** begin Given data **

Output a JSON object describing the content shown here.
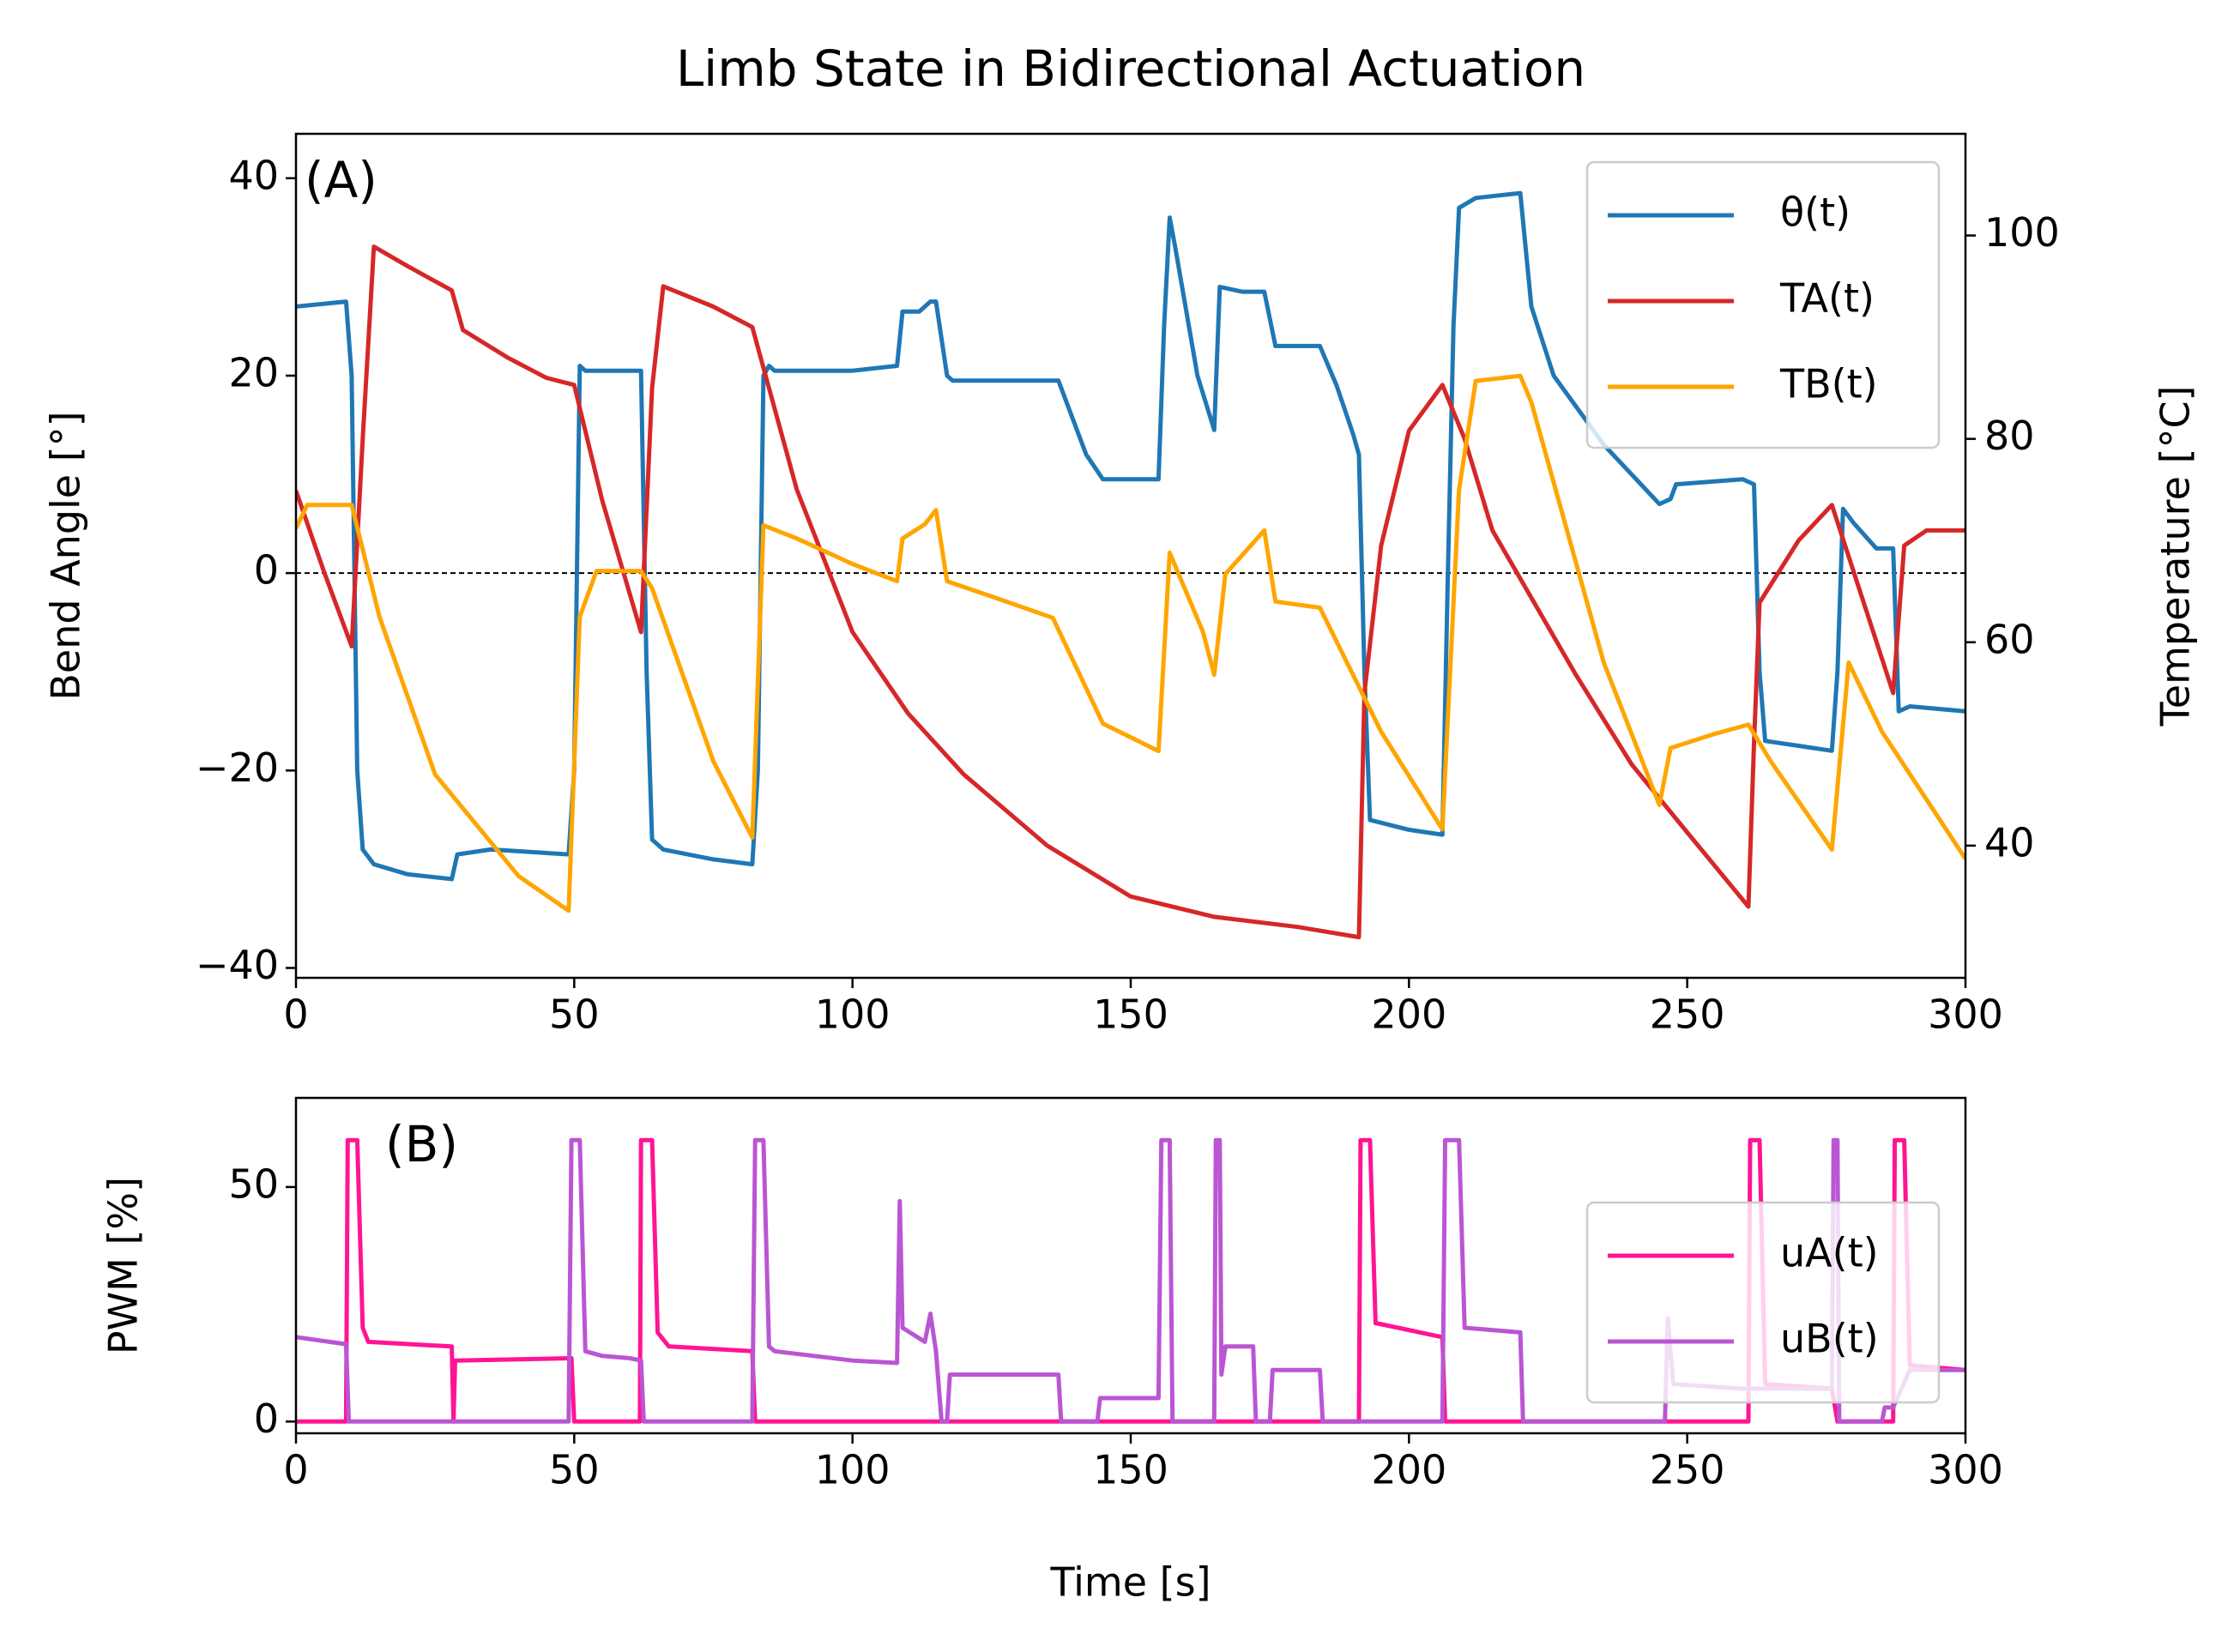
{
  "chart_data": [
    {
      "type": "line",
      "title": "Limb State in Bidirectional Actuation",
      "annotation": "(A)",
      "y_label": "Bend Angle [°]",
      "y_label_color": "#1f77b4",
      "y2_label": "Temperature [°C]",
      "y2_label_color": "#d62728",
      "xlim": [
        0,
        300
      ],
      "xticks": [
        0,
        50,
        100,
        150,
        200,
        250,
        300
      ],
      "ylim": [
        -41,
        44.5
      ],
      "yticks": [
        {
          "value": -40,
          "label": "−40"
        },
        {
          "value": -20,
          "label": "−20"
        },
        0,
        20,
        40
      ],
      "y2lim": [
        27,
        110
      ],
      "y2ticks": [
        40,
        60,
        80,
        100
      ],
      "hline": 0,
      "legend": "upper right",
      "series": [
        {
          "name": "θ(t)",
          "color": "#1f77b4",
          "x": [
            0,
            9,
            10,
            11,
            12,
            14,
            20,
            28,
            29,
            35,
            49,
            50,
            51,
            52,
            62,
            63,
            64,
            66,
            75,
            82,
            83,
            84,
            85,
            86,
            100,
            108,
            109,
            112,
            114,
            115,
            117,
            118,
            130,
            137,
            142,
            145,
            155,
            156,
            157,
            158,
            162,
            165,
            166,
            170,
            174,
            176,
            184,
            187,
            190,
            191,
            192,
            193,
            200,
            206,
            207,
            208,
            209,
            212,
            220,
            222,
            226,
            235,
            245,
            247,
            248,
            260,
            262,
            263,
            264,
            270,
            276,
            277,
            278,
            280,
            284,
            287,
            288,
            290,
            300
          ],
          "values": [
            27,
            27.5,
            20,
            -20,
            -28,
            -29.5,
            -30.5,
            -31,
            -28.5,
            -28,
            -28.5,
            -20,
            21,
            20.5,
            20.5,
            -10,
            -27,
            -28,
            -29,
            -29.5,
            -20,
            20,
            21,
            20.5,
            20.5,
            21,
            26.5,
            26.5,
            27.5,
            27.5,
            20,
            19.5,
            19.5,
            19.5,
            12,
            9.5,
            9.5,
            25,
            36,
            33,
            20,
            14.5,
            29,
            28.5,
            28.5,
            23,
            23,
            19,
            14,
            12,
            -10,
            -25,
            -26,
            -26.5,
            0,
            25,
            37,
            38,
            38.5,
            27,
            20,
            13,
            7,
            7.5,
            9,
            9.5,
            9,
            -10,
            -17,
            -17.5,
            -18,
            -10,
            6.5,
            5,
            2.5,
            2.5,
            -14,
            -13.5,
            -14
          ]
        },
        {
          "name": "TA(t)",
          "color": "#d62728",
          "axis": "y2",
          "x": [
            0,
            5,
            10,
            12,
            14,
            20,
            28,
            30,
            38,
            45,
            50,
            55,
            62,
            64,
            66,
            75,
            82,
            90,
            100,
            110,
            120,
            135,
            150,
            165,
            180,
            191,
            192,
            195,
            200,
            206,
            210,
            215,
            230,
            240,
            250,
            261,
            262,
            263,
            270,
            276,
            287,
            289,
            293,
            300
          ],
          "values": [
            74.9,
            67,
            59.6,
            80,
            98.9,
            97,
            94.6,
            90.7,
            88,
            86,
            85.3,
            74,
            61,
            85,
            95,
            93,
            91,
            75,
            61,
            53,
            47,
            40,
            35,
            33,
            32,
            31,
            55,
            69.5,
            80.8,
            85.3,
            80,
            71,
            56.8,
            48,
            41.3,
            34,
            50,
            63.9,
            70,
            73.5,
            55,
            69.5,
            71,
            71
          ]
        },
        {
          "name": "TB(t)",
          "color": "#ffa500",
          "axis": "y2",
          "x": [
            0,
            2,
            10,
            15,
            25,
            40,
            49,
            51,
            54,
            62,
            64,
            75,
            82,
            84,
            90,
            100,
            108,
            109,
            113,
            115,
            117,
            125,
            136,
            145,
            155,
            157,
            163,
            165,
            167,
            174,
            176,
            184,
            195,
            206,
            209,
            212,
            220,
            222,
            235,
            245,
            247,
            255,
            261,
            265,
            276,
            279,
            285,
            300
          ],
          "values": [
            71.2,
            73.5,
            73.5,
            62.5,
            47,
            37,
            33.6,
            62.5,
            67,
            67,
            65.3,
            48.3,
            40.8,
            71.5,
            70.2,
            67.7,
            66,
            70.2,
            71.6,
            73,
            66,
            64.5,
            62.4,
            52,
            49.3,
            68.8,
            61,
            56.8,
            66.7,
            71,
            64,
            63.4,
            51.2,
            41.6,
            75,
            85.7,
            86.2,
            83.6,
            58,
            44,
            49.6,
            51,
            51.9,
            48.3,
            39.6,
            58,
            51.2,
            38.7
          ]
        }
      ]
    },
    {
      "type": "line",
      "annotation": "(B)",
      "y_label": "PWM [%]",
      "x_label": "Time [s]",
      "xlim": [
        0,
        300
      ],
      "xticks": [
        0,
        50,
        100,
        150,
        200,
        250,
        300
      ],
      "ylim": [
        -2.5,
        69
      ],
      "yticks": [
        0,
        50
      ],
      "legend": "lower right",
      "series": [
        {
          "name": "uA(t)",
          "color": "#ff1493",
          "x": [
            0,
            9,
            9.3,
            11,
            12,
            13,
            28,
            28.3,
            28.6,
            49.5,
            50,
            61.8,
            62,
            64,
            65,
            67,
            82,
            82.5,
            191,
            191.3,
            193,
            194,
            206,
            206.5,
            261,
            261.3,
            263,
            264,
            276,
            277,
            287,
            287.3,
            289,
            290,
            300
          ],
          "values": [
            0,
            0,
            60,
            60,
            20,
            17,
            16,
            0,
            13,
            13.5,
            0,
            0,
            60,
            60,
            19,
            16,
            15,
            0,
            0,
            60,
            60,
            21,
            18,
            0,
            0,
            60,
            60,
            8,
            7,
            0,
            0,
            60,
            60,
            12,
            11
          ]
        },
        {
          "name": "uB(t)",
          "color": "#ba55d3",
          "x": [
            0,
            9,
            9.5,
            49,
            49.5,
            51,
            52,
            55,
            60,
            62,
            62.5,
            82,
            82.5,
            84,
            85,
            86,
            100,
            108,
            108.5,
            109,
            113,
            114,
            115,
            116,
            117,
            117.5,
            137,
            137.5,
            144,
            144.5,
            155,
            155.5,
            157,
            157.5,
            165,
            165.3,
            166,
            166.3,
            167,
            172,
            172.5,
            175,
            175.5,
            184,
            184.5,
            206,
            206.5,
            209,
            210,
            220,
            220.5,
            246,
            246.5,
            247.5,
            260,
            276,
            276.3,
            277,
            277.3,
            285,
            285.5,
            287,
            290,
            300
          ],
          "values": [
            18,
            16.5,
            0,
            0,
            60,
            60,
            15,
            14,
            13.5,
            13,
            0,
            0,
            60,
            60,
            16,
            15,
            13,
            12.5,
            47,
            20,
            17,
            23,
            15,
            0,
            0,
            10,
            10,
            0,
            0,
            5,
            5,
            60,
            60,
            0,
            0,
            60,
            60,
            10,
            16,
            16,
            0,
            0,
            11,
            11,
            0,
            0,
            60,
            60,
            20,
            19,
            0,
            0,
            22,
            8,
            7,
            7,
            60,
            60,
            0,
            0,
            3,
            3,
            11,
            11
          ]
        }
      ]
    }
  ]
}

** end Given data **

**What you are asked to do:** Copy each line above that contains the string "right".

**Full solution:**
      "legend": "upper right",
      "legend": "lower right",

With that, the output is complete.